(Your goal): In the entries below, count every line with the word "флавоноид". Return only the count.

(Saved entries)
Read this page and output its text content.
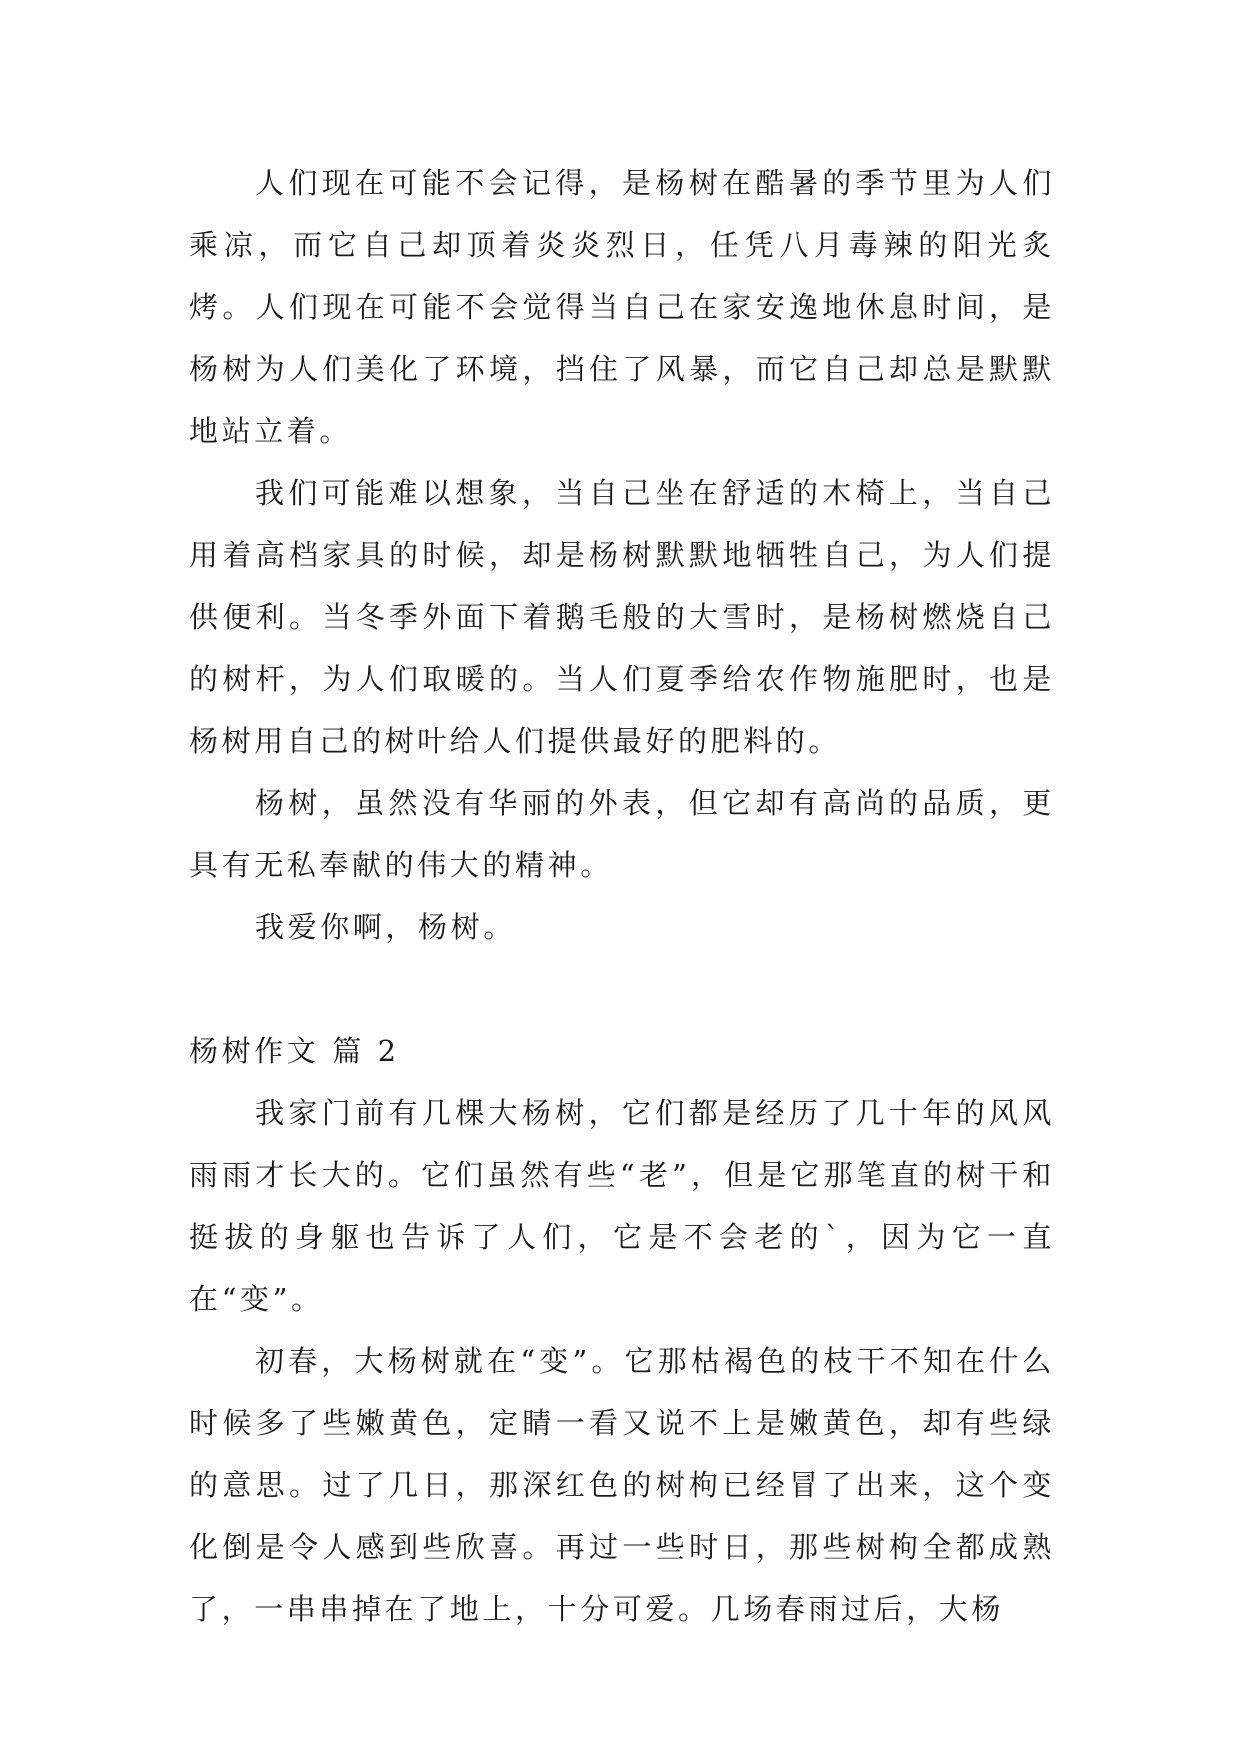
人们现在可能不会记得，是杨树在酷暑的季节里为人们乘凉，而它自己却顶着炎炎烈日，任凭八月毒辣的阳光炙烤。人们现在可能不会觉得当自己在家安逸地休息时间，是杨树为人们美化了环境，挡住了风暴，而它自己却总是默默地站立着。

我们可能难以想象，当自己坐在舒适的木椅上，当自己用着高档家具的时候，却是杨树默默地牺牲自己，为人们提供便利。当冬季外面下着鹅毛般的大雪时，是杨树燃烧自己的树杆，为人们取暖的。当人们夏季给农作物施肥时，也是杨树用自己的树叶给人们提供最好的肥料的。

杨树，虽然没有华丽的外表，但它却有高尚的品质，更具有无私奉献的伟大的精神。

我爱你啊，杨树。

杨树作文 篇 2

我家门前有几棵大杨树，它们都是经历了几十年的风风雨雨才长大的。它们虽然有些“老”，但是它那笔直的树干和挺拔的身躯也告诉了人们，它是不会老的`，因为它一直在“变”。

初春，大杨树就在“变”。它那枯褐色的枝干不知在什么时候多了些嫩黄色，定睛一看又说不上是嫩黄色，却有些绿的意思。过了几日，那深红色的树枸已经冒了出来，这个变化倒是令人感到些欣喜。再过一些时日，那些树枸全都成熟了，一串串掉在了地上，十分可爱。几场春雨过后，大杨
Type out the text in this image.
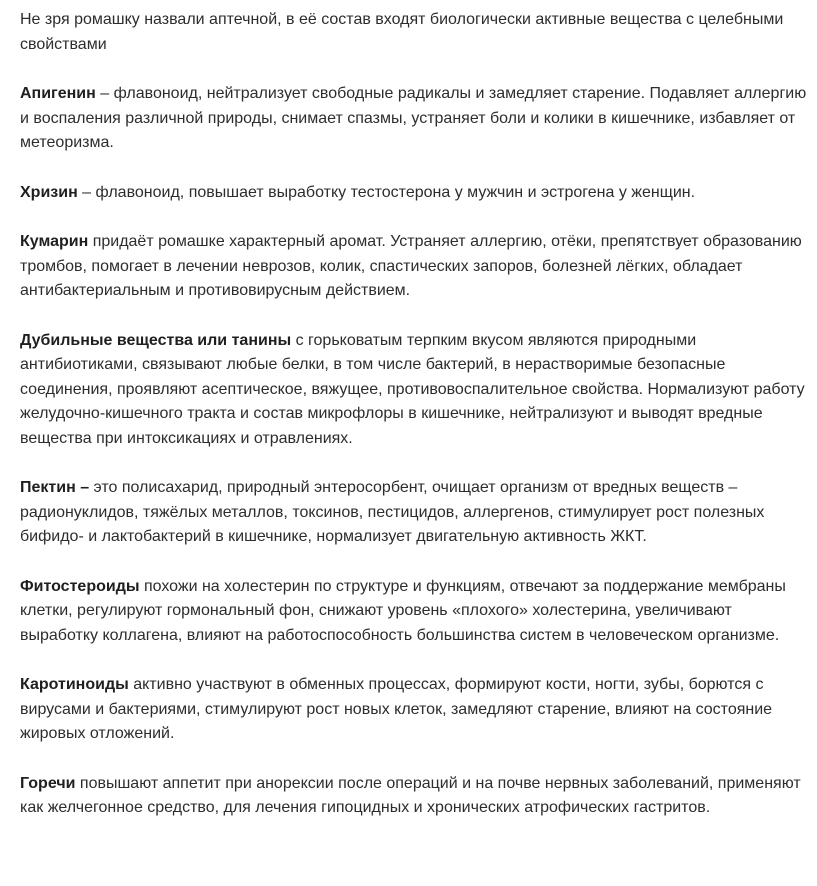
Не зря ромашку назвали аптечной, в её состав входят биологически активные вещества с целебными свойствами

Апигенин – флавоноид, нейтрализует свободные радикалы и замедляет старение. Подавляет аллергию и воспаления различной природы, снимает спазмы, устраняет боли и колики в кишечнике, избавляет от метеоризма.

Хризин – флавоноид, повышает выработку тестостерона у мужчин и эстрогена у женщин.

Кумарин придаёт ромашке характерный аромат. Устраняет аллергию, отёки, препятствует образованию тромбов, помогает в лечении неврозов, колик, спастических запоров, болезней лёгких, обладает антибактериальным и противовирусным действием.

Дубильные вещества или танины с горьковатым терпким вкусом являются природными антибиотиками, связывают любые белки, в том числе бактерий, в нерастворимые безопасные соединения, проявляют асептическое, вяжущее, противовоспалительное свойства. Нормализуют работу желудочно-кишечного тракта и состав микрофлоры в кишечнике, нейтрализуют и выводят вредные вещества при интоксикациях и отравлениях.

Пектин – это полисахарид, природный энтеросорбент, очищает организм от вредных веществ – радионуклидов, тяжёлых металлов, токсинов, пестицидов, аллергенов, стимулирует рост полезных бифидо- и лактобактерий в кишечнике, нормализует двигательную активность ЖКТ.

Фитостероиды похожи на холестерин по структуре и функциям, отвечают за поддержание мембраны клетки, регулируют гормональный фон, снижают уровень «плохого» холестерина, увеличивают выработку коллагена, влияют на работоспособность большинства систем в человеческом организме.

Каротиноиды активно участвуют в обменных процессах, формируют кости, ногти, зубы, борются с вирусами и бактериями, стимулируют рост новых клеток, замедляют старение, влияют на состояние жировых отложений.

Горечи повышают аппетит при анорексии после операций и на почве нервных заболеваний, применяют как желчегонное средство, для лечения гипоцидных и хронических атрофических гастритов.
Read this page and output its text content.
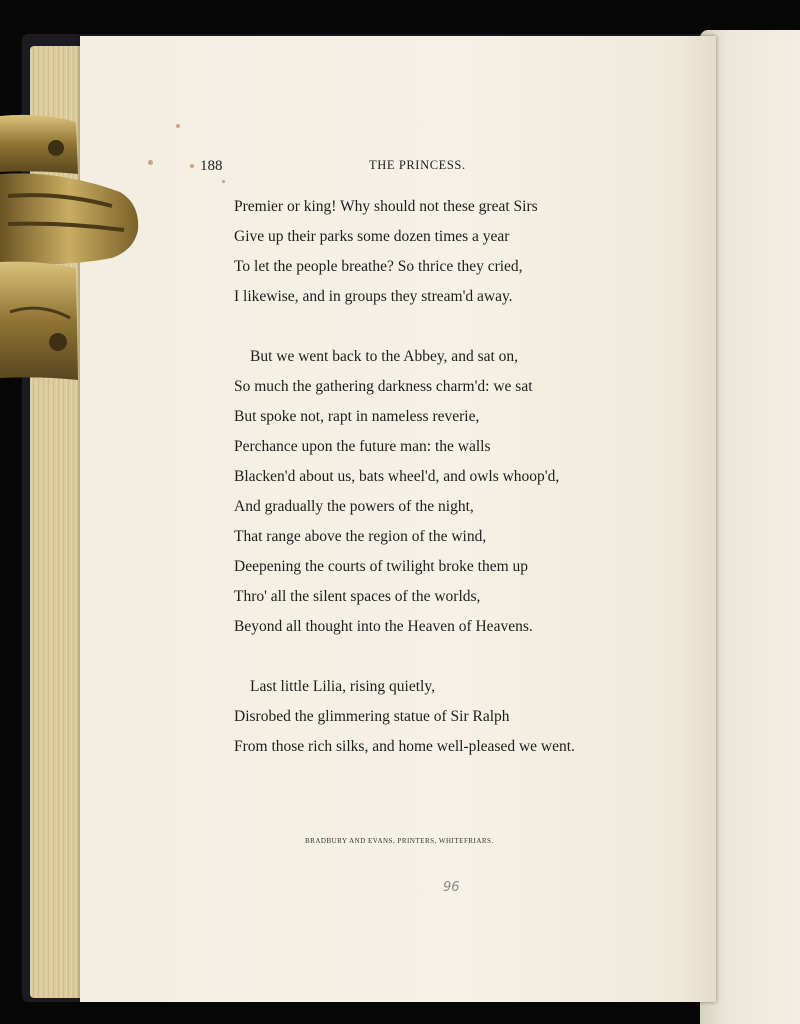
188	THE PRINCESS.
Premier or king! Why should not these great Sirs
Give up their parks some dozen times a year
To let the people breathe? So thrice they cried,
I likewise, and in groups they stream'd away.
But we went back to the Abbey, and sat on,
So much the gathering darkness charm'd: we sat
But spoke not, rapt in nameless reverie,
Perchance upon the future man: the walls
Blacken'd about us, bats wheel'd, and owls whoop'd,
And gradually the powers of the night,
That range above the region of the wind,
Deepening the courts of twilight broke them up
Thro' all the silent spaces of the worlds,
Beyond all thought into the Heaven of Heavens.
Last little Lilia, rising quietly,
Disrobed the glimmering statue of Sir Ralph
From those rich silks, and home well-pleased we went.
BRADBURY AND EVANS, PRINTERS, WHITEFRIARS.
96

(Reply): 2